TASK GOAL: Print all records exactly, leaving nothing out.

ENTRIES SHOWN:
──────

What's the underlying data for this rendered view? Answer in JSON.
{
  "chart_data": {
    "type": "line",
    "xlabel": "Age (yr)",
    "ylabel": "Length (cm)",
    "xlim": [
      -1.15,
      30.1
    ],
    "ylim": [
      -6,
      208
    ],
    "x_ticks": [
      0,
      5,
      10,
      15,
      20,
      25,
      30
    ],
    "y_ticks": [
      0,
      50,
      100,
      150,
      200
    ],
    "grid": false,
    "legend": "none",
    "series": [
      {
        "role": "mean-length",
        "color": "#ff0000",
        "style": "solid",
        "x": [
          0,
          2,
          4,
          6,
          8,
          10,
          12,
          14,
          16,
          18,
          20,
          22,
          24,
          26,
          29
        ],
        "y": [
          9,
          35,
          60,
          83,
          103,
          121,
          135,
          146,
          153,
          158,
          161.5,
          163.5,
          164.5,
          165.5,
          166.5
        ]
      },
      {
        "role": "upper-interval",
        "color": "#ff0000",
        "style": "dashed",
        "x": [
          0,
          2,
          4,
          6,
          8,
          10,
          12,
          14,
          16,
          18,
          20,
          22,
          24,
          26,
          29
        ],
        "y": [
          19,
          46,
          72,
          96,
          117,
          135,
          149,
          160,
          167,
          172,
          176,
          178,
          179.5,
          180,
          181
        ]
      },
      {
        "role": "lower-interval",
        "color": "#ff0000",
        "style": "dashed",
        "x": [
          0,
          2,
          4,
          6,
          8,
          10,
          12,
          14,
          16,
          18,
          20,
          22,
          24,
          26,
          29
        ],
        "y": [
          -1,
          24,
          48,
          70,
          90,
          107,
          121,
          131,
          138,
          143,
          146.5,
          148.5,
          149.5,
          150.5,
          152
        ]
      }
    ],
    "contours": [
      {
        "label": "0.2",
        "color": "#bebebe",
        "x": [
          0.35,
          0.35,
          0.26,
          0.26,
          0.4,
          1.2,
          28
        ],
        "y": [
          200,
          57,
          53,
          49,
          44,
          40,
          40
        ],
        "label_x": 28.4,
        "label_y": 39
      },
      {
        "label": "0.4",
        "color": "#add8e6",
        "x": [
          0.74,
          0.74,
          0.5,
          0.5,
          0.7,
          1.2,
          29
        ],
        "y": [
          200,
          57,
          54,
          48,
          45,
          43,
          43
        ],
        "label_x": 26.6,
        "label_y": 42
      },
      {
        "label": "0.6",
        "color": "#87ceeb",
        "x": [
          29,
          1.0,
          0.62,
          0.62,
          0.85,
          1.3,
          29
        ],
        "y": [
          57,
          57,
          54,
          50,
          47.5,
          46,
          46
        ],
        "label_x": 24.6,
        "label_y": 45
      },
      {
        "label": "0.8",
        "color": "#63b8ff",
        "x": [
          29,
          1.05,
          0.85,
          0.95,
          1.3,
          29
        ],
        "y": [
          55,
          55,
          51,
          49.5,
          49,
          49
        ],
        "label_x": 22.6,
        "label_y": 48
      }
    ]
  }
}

──────

SOLUTION:
What's the underlying data for this rendered view? Answer in JSON.
{
  "chart_data": {
    "type": "line",
    "xlabel": "Age (yr)",
    "ylabel": "Length (cm)",
    "xlim": [
      -1.15,
      30.1
    ],
    "ylim": [
      -6,
      208
    ],
    "x_ticks": [
      0,
      5,
      10,
      15,
      20,
      25,
      30
    ],
    "y_ticks": [
      0,
      50,
      100,
      150,
      200
    ],
    "grid": false,
    "legend": "none",
    "series": [
      {
        "role": "mean-length",
        "color": "#ff0000",
        "style": "solid",
        "x": [
          0,
          2,
          4,
          6,
          8,
          10,
          12,
          14,
          16,
          18,
          20,
          22,
          24,
          26,
          29
        ],
        "y": [
          9,
          35,
          60,
          83,
          103,
          121,
          135,
          146,
          153,
          158,
          161.5,
          163.5,
          164.5,
          165.5,
          166.5
        ]
      },
      {
        "role": "upper-interval",
        "color": "#ff0000",
        "style": "dashed",
        "x": [
          0,
          2,
          4,
          6,
          8,
          10,
          12,
          14,
          16,
          18,
          20,
          22,
          24,
          26,
          29
        ],
        "y": [
          19,
          46,
          72,
          96,
          117,
          135,
          149,
          160,
          167,
          172,
          176,
          178,
          179.5,
          180,
          181
        ]
      },
      {
        "role": "lower-interval",
        "color": "#ff0000",
        "style": "dashed",
        "x": [
          0,
          2,
          4,
          6,
          8,
          10,
          12,
          14,
          16,
          18,
          20,
          22,
          24,
          26,
          29
        ],
        "y": [
          -1,
          24,
          48,
          70,
          90,
          107,
          121,
          131,
          138,
          143,
          146.5,
          148.5,
          149.5,
          150.5,
          152
        ]
      }
    ],
    "contours": [
      {
        "label": "0.2",
        "color": "#bebebe",
        "x": [
          0.35,
          0.35,
          0.26,
          0.26,
          0.4,
          1.2,
          28
        ],
        "y": [
          200,
          57,
          53,
          49,
          44,
          40,
          40
        ],
        "label_x": 28.4,
        "label_y": 39
      },
      {
        "label": "0.4",
        "color": "#add8e6",
        "x": [
          0.74,
          0.74,
          0.5,
          0.5,
          0.7,
          1.2,
          29
        ],
        "y": [
          200,
          57,
          54,
          48,
          45,
          43,
          43
        ],
        "label_x": 26.6,
        "label_y": 42
      },
      {
        "label": "0.6",
        "color": "#87ceeb",
        "x": [
          29,
          1.0,
          0.62,
          0.62,
          0.85,
          1.3,
          29
        ],
        "y": [
          57,
          57,
          54,
          50,
          47.5,
          46,
          46
        ],
        "label_x": 24.6,
        "label_y": 45
      },
      {
        "label": "0.8",
        "color": "#63b8ff",
        "x": [
          29,
          1.05,
          0.85,
          0.95,
          1.3,
          29
        ],
        "y": [
          55,
          55,
          51,
          49.5,
          49,
          49
        ],
        "label_x": 22.6,
        "label_y": 48
      }
    ]
  }
}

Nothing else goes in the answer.